--- start ---

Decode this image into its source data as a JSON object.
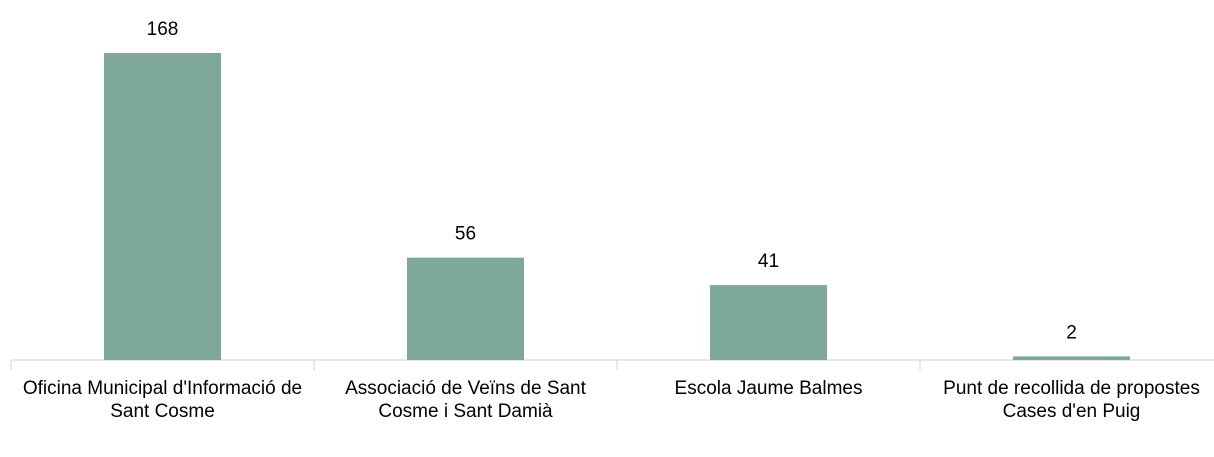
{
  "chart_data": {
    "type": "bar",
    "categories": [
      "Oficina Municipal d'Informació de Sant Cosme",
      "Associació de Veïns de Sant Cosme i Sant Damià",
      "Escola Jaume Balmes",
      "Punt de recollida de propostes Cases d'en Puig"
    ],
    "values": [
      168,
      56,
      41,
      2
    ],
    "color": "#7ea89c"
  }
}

--- end ---
--- start ---

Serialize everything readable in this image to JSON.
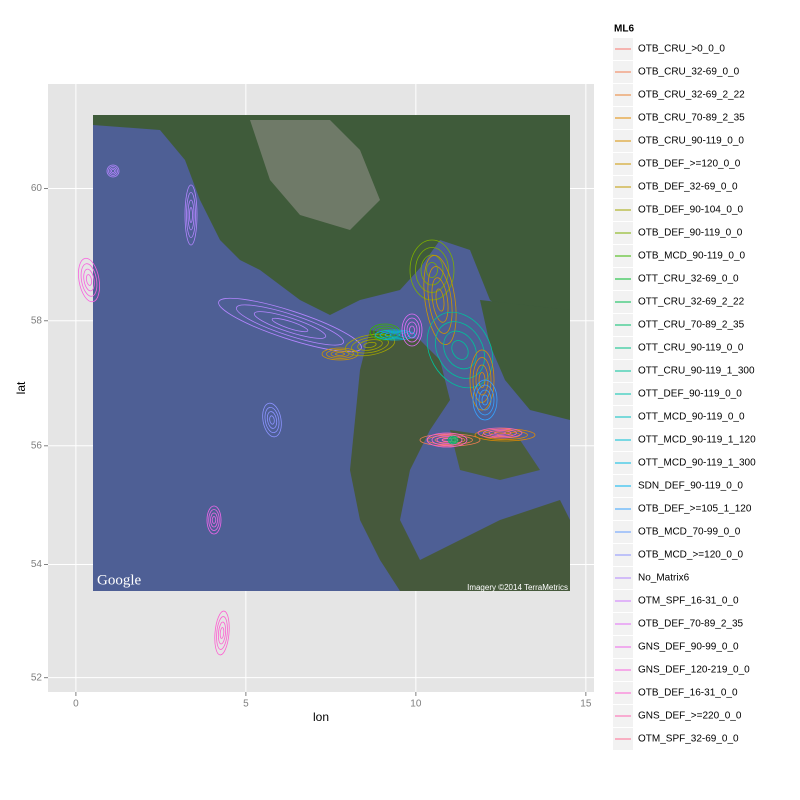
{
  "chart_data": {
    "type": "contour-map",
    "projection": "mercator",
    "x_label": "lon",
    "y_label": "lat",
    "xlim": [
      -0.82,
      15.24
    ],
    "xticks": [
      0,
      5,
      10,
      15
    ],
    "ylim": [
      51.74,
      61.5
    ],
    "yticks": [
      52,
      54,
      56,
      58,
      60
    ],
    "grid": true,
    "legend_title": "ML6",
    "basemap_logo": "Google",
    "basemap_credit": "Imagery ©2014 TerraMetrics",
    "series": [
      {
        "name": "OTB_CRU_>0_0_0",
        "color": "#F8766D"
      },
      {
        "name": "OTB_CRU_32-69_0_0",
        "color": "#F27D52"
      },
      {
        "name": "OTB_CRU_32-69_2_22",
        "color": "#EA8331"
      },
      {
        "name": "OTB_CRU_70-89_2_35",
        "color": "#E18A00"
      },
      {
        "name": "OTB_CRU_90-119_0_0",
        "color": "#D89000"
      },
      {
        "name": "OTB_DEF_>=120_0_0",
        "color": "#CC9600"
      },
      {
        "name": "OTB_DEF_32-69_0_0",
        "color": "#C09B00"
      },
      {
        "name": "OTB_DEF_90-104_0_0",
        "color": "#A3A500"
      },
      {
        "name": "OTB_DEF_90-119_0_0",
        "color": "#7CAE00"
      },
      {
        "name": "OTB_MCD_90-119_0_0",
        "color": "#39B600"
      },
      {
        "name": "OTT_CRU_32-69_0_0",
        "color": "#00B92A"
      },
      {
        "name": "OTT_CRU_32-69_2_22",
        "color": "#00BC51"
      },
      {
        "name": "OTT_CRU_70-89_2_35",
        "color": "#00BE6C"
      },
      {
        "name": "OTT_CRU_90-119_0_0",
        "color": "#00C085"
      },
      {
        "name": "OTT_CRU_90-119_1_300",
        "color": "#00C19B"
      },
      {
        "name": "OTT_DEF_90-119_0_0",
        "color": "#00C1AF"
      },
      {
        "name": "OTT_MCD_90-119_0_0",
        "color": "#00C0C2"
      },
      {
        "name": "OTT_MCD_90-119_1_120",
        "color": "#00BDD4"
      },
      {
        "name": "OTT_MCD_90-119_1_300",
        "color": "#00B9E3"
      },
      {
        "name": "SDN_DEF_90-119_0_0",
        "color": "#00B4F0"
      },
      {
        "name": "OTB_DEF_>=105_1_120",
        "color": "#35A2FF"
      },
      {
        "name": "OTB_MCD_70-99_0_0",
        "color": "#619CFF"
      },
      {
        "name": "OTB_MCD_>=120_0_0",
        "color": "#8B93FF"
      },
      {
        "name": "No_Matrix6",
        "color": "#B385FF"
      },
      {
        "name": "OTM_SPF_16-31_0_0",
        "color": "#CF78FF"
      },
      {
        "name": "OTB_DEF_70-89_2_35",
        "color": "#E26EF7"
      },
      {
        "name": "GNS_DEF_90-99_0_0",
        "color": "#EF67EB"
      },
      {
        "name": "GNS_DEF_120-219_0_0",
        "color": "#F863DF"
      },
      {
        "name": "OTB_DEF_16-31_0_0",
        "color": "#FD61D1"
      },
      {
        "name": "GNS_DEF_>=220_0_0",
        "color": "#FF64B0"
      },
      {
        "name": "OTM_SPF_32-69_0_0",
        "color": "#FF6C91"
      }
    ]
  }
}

--- end ---

**What the task requires**
In the entries above, find lines with "Sant" and copy each.

**Task answer**
      "Oficina Municipal d'Informació de Sant Cosme",
      "Associació de Veïns de Sant Cosme i Sant Damià",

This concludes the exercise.